*Document extract*:

....

The Office of Inspector General (OIG) has made one message unmistakably clear: Medicare Advantage organizations and their provider partners must strengthen the accuracy and integrity of risk adjustment coding. In its 2023 Toolkit to Help Decrease Improper Payments in Medicare Advantage Through the Identification of High‑Risk Diagnosis Codes, OIG outlines how certain diagnoses are more prone to documentation gaps, miscoding, or lack of clinical validation. These high‑risk codes are now a central focus of audits and payment integrity reviews.

High Risk Groups:
  1. Acute stroke

  2. Acute heart attack

  3. Embolism

  4. Lung cancer

  5. Breast caner

  6. Colon cancer

  7. Prostate cancer

  8. Potential mis-keyed diagnosis codes

For Primary Care practices participating in Medicare Advantage, ACO REACH, or other value‑based programs, this shift isn’t just regulatory—it’s operational. It affects workflows, revenue stability, and the trust between providers and payers.

Why OIG Is Prioritizing High‑Risk Diagnoses

OIG’s work highlights a persistent challenge: some diagnosis codes submitted for risk adjustment lack sufficient documentation or clinical support. These gaps can lead to improper payments and increased audit exposure for both MA plans and the providers who care for their members.

CMS relies on accurate, clinically validated diagnoses to calculate risk scores and ensure fair payment. When documentation is incomplete or inconsistent, it creates vulnerabilities across the entire risk adjustment ecosystem.

What This Means for Primary Care Teams

Primary Care is the backbone of accurate risk adjustment. Most chronic conditions originate, are managed, or are recaptured in the PCP setting. OIG’s focus on high‑risk codes means:

  • Documentation must clearly support the diagnosis—including MEAT elements, chronicity, and linkage to active management.

....

*Data section*:
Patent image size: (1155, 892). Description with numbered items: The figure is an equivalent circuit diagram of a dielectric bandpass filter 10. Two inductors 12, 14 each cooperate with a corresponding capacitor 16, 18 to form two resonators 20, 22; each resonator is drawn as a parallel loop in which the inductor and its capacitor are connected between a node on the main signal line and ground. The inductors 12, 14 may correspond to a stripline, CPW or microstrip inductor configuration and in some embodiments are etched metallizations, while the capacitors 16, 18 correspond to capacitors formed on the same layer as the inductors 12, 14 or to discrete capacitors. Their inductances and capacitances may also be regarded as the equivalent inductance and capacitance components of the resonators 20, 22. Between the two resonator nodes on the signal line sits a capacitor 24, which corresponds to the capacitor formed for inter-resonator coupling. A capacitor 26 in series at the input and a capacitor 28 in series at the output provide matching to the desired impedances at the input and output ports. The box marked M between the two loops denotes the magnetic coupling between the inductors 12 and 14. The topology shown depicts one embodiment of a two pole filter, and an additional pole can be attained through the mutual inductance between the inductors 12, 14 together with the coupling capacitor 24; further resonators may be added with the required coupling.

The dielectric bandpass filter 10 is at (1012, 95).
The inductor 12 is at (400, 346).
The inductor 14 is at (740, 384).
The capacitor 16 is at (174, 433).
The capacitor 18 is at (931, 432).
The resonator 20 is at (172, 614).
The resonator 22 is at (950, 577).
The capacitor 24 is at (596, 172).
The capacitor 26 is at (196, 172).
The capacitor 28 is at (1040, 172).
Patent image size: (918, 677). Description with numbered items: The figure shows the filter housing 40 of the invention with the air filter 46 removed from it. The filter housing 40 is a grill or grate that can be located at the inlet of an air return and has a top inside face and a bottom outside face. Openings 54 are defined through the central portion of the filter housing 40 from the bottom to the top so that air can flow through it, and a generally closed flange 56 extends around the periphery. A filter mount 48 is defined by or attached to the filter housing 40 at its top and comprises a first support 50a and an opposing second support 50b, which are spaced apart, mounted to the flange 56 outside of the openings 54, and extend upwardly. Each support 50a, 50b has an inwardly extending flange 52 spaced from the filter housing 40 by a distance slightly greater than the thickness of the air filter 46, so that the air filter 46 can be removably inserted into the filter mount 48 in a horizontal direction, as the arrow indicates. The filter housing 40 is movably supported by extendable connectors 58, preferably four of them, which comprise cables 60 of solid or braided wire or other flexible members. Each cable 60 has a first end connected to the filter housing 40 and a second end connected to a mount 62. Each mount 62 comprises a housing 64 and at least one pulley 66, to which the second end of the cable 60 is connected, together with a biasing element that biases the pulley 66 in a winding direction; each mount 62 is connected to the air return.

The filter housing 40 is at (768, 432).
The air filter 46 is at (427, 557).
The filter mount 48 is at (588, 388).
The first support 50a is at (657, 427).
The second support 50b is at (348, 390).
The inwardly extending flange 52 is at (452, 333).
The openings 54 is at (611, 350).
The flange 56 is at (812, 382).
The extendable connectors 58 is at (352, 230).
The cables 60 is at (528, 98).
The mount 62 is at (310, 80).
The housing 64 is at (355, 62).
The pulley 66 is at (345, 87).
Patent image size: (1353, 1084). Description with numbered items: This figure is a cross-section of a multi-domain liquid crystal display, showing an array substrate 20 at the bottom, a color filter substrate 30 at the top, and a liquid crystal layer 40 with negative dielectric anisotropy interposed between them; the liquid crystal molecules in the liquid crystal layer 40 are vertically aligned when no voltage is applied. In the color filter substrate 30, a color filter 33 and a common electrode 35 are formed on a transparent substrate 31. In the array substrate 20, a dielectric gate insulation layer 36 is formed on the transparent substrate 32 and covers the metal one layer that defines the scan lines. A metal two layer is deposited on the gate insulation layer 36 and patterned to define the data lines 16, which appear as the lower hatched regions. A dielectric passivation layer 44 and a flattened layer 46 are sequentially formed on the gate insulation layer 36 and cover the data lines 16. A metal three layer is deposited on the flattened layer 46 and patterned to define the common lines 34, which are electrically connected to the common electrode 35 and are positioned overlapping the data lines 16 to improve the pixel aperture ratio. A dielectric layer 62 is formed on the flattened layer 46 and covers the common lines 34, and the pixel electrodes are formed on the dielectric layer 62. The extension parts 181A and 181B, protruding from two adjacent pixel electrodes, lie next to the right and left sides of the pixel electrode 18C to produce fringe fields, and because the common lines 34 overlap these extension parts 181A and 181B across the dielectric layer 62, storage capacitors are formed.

....

*Task description*:
Render this sentence from the text on Medicare Advantage risk adjustment coding in Spanish: "CMS relies on accurate, clinically validated diagnoses to calculate risk scores and ensure fair payment." The items have no role in this exercise.

*Solution for this task*:
CMS se basa en diagnósticos precisos y validados clínicamente para calcular las puntuaciones de riesgo y garantizar un pago justo.